Peut-on se fier aux statistiques nationales sur le chômage des jeunes? Quant à ceux qui travaillent, peut-on dire qu’ils sont vraiment dans la vie active?

Guerre des statistiques

À en croire les derniers chiffres de Statistics Mauritius pour le troisième trimestre de 2016, 24% des jeunes âgés de 16 à 24 ans étaient au chômage. Entre 2005 et 2015, le taux de chômage pour cette tranche d’âge a oscillé entre 19% et 26%.

Et pourtant, le gouvernement multiplie les initiatives pour favoriser l’entrée des jeunes dans la vie active. Il existe trois différents programmes qui ont permis le placement de quelque 20 000 jeunes en entreprise.

Ce chiffre de 24% fait débat. Est-il juste? Reflète-t-il la réalité? Le vrai visage du chômage serait-il plus sombre ou moins grave qu’il n’y paraît? Ils sont nombreux à sourciller devant la méthode de comptabilisation des chômeurs et des actifs. Qui est chômeur et qui ne l’est pas? Comment le gouvernement s’assure-t-il que ceux qui sont inscrits au chômage n’exercent pas en réalité un emploi?

La faiblesse méthodologique provient, pour Jane Ragoo, présidente de la Confédération des travailleurs du secteur privé, de l’absence d’une banque de données centralisée mise à jour régulièrement. «Il serait temps de mettre de l’ordre dans ce secteur», dit-elle.

Si tous contestent la méthodologie, certains pensent que, puisque les chiffres ne sont pas fiables, le chômage des jeunes serait plus répandu que ce que disent les chiffres officiels. Notamment parce que les jeunes inscrits aux divers plans emploi-jeunes comptent pour des actifs, alors qu’ils ne sont que des stagiaires avec des rémunérations faibles et des activités précaires. D’autres estiment, au contraire, que les statistiques exagèrent l’ampleur du phénomène.

Lorsqu’ils s’inscrivent aux programmes emploi-jeunes, ces jeunes sont considérés comme actifs. Ce qui permet de réduire le taux de chômage officiel. Le sont-ils vraiment? Oui, si l’on considère qu’ils ont effectivement une activité professionnelle rémunérée. Mais peut-être pas tout à fait quand l’on considère que ces programmes ne s’accompagnent pas de garantie d’emploi. Sont-ils dans une démarche de construction professionnelle durable, ou sont-ils simplement casés pour redorer les statistiques nationales?

:: Données sources ::
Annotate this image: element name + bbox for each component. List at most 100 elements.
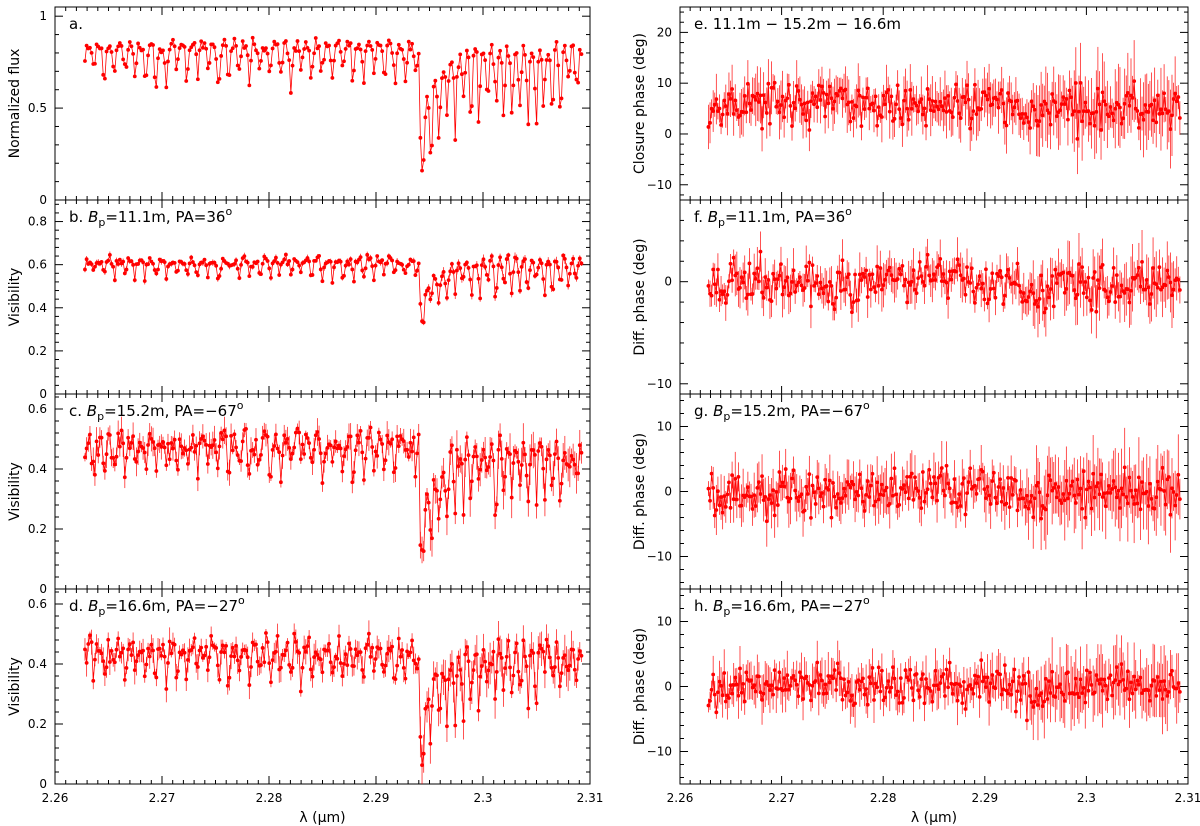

:: Exercices ::
[A] Indiquez si chacune des affirmations suivantes concorde avec l'extrait sur le chômage des jeunes, en répondant par oui ou par non et en citant les mots décisifs du texte. (i) Selon Statistics Mauritius, 24 % des jeunes de 16 à 24 ans étaient au chômage au troisième trimestre de 2016. (ii) Trois programmes ont permis de placer quelque 20 000 jeunes en entreprise. (iii) Les programmes emploi-jeunes s'accompagnent d'une garantie d'emploi.
[B] D'après l'extrait sur le chômage des jeunes, pourquoi certains pensent-ils que ce chômage serait plus répandu que ne l'indiquent les chiffres officiels ?
[C] Prolongez l'extrait sur le chômage des jeunes à partir de sa dernière phrase.

:: Corrigé ::
[A]
(i) Oui : « 24% des jeunes âgés de 16 à 24 ans étaient au chômage ».
(ii) Oui : « Il existe trois différents programmes qui ont permis le placement de quelque 20 000 jeunes en entreprise ».
(iii) Non : « ces programmes ne s’accompagnent pas de garantie d’emploi ».

[B] Les jeunes inscrits aux divers plans emploi-jeunes sont comptés comme actifs, ce qui réduit le taux de chômage officiel. Or ce ne sont que des stagiaires aux rémunérations faibles et aux activités précaires.

[C]
Des stages peu rémunérés

«Depuis que le présent gouvernement a gagné les élections, il lui a fallu trouver des moyens de prouver qu’il a contribué à réduire le taux de chômage», pense Jane Ragoo. Elle voit en tous programmes gouvernementaux qui visent à réduire le chômage des solutions «palliatives», voire de la «poudre aux yeux». Si ces programmes offrent pour un temps un placement en entreprise d’un à deux ans, ils ne s’accompagnent pas de garantie d’emploi. Dans les faits, en moyenne 60% des jeunes placés dans le secteur privé sont recrutés par leur entreprise. Lorsque l’employeur appartient au secteur public, le recrutement n’est pas automatique. Le jeune stagiaire passe, comme tous les candidats aux emplois publics, par la sélection de la Public Service Commission.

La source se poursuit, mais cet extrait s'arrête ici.